Extracted data entries
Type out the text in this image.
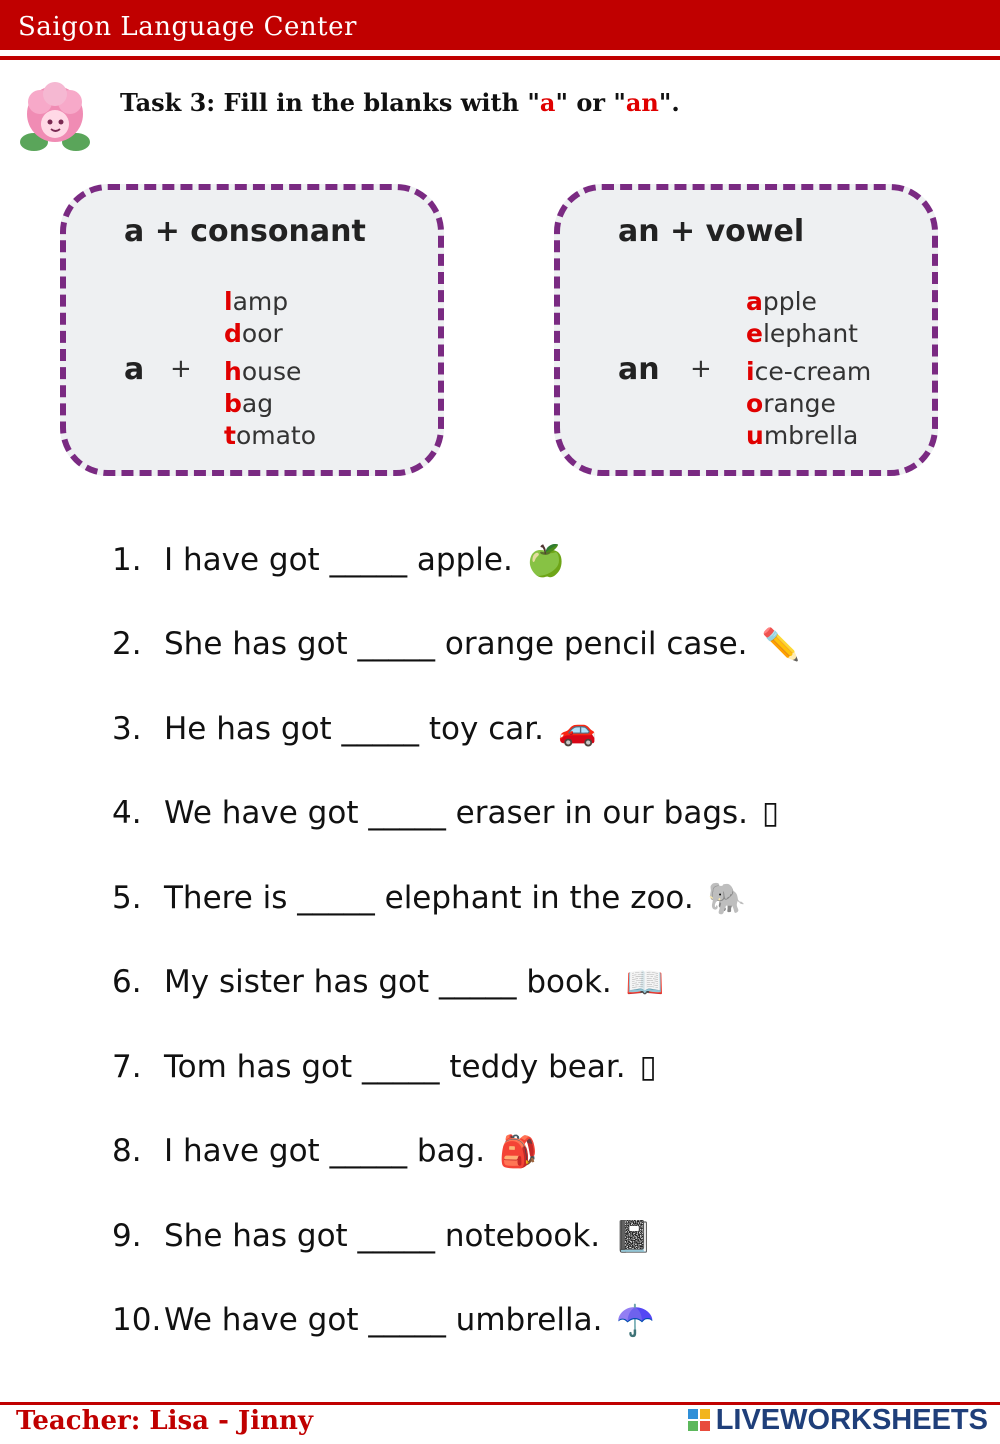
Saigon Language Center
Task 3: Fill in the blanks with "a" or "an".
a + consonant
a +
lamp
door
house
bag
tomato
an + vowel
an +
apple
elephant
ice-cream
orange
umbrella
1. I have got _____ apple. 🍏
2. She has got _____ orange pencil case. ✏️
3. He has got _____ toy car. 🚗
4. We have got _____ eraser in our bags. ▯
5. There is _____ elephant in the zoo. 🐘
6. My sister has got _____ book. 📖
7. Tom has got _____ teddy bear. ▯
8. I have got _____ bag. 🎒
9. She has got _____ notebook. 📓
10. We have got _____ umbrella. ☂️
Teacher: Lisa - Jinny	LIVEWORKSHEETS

• **Written instruction**: Repeat the full listing above exactly, with no pictures in the copy.

• **Answer to the exercise**:
Type out the text in this image.
Saigon Language Center
Task 3: Fill in the blanks with "a" or "an".
a + consonant
a +
lamp
door
house
bag
tomato
an + vowel
an +
apple
elephant
ice-cream
orange
umbrella
1. I have got _____ apple. 🍏
2. She has got _____ orange pencil case. ✏️
3. He has got _____ toy car. 🚗
4. We have got _____ eraser in our bags. ▯
5. There is _____ elephant in the zoo. 🐘
6. My sister has got _____ book. 📖
7. Tom has got _____ teddy bear. ▯
8. I have got _____ bag. 🎒
9. She has got _____ notebook. 📓
10. We have got _____ umbrella. ☂️
Teacher: Lisa - Jinny	LIVEWORKSHEETS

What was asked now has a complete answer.